**Exercise requirements**
The entries below are to be written out again without alteration.

**Records shown**
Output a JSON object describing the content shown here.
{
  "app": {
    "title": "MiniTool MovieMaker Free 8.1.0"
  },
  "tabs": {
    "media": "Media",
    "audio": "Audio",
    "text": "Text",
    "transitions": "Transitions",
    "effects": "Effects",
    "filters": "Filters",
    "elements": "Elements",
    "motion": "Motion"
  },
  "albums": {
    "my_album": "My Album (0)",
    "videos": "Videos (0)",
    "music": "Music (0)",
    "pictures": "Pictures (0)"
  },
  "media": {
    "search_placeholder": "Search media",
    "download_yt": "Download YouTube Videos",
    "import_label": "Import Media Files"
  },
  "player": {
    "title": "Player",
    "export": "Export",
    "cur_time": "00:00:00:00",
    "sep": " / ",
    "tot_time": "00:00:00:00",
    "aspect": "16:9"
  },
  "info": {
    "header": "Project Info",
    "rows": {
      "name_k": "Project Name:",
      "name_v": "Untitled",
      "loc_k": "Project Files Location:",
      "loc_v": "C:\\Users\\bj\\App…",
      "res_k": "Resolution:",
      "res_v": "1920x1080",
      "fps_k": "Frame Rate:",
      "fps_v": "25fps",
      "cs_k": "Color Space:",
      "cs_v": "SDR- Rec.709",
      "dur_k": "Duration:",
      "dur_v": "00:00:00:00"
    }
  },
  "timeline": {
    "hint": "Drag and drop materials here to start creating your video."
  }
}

**Solution to this task**
Output a JSON object describing the content shown here.
{
  "app": {
    "title": "MiniTool MovieMaker Free 8.1.0"
  },
  "tabs": {
    "media": "Media",
    "audio": "Audio",
    "text": "Text",
    "transitions": "Transitions",
    "effects": "Effects",
    "filters": "Filters",
    "elements": "Elements",
    "motion": "Motion"
  },
  "albums": {
    "my_album": "My Album (0)",
    "videos": "Videos (0)",
    "music": "Music (0)",
    "pictures": "Pictures (0)"
  },
  "media": {
    "search_placeholder": "Search media",
    "download_yt": "Download YouTube Videos",
    "import_label": "Import Media Files"
  },
  "player": {
    "title": "Player",
    "export": "Export",
    "cur_time": "00:00:00:00",
    "sep": " / ",
    "tot_time": "00:00:00:00",
    "aspect": "16:9"
  },
  "info": {
    "header": "Project Info",
    "rows": {
      "name_k": "Project Name:",
      "name_v": "Untitled",
      "loc_k": "Project Files Location:",
      "loc_v": "C:\\Users\\bj\\App…",
      "res_k": "Resolution:",
      "res_v": "1920x1080",
      "fps_k": "Frame Rate:",
      "fps_v": "25fps",
      "cs_k": "Color Space:",
      "cs_v": "SDR- Rec.709",
      "dur_k": "Duration:",
      "dur_v": "00:00:00:00"
    }
  },
  "timeline": {
    "hint": "Drag and drop materials here to start creating your video."
  }
}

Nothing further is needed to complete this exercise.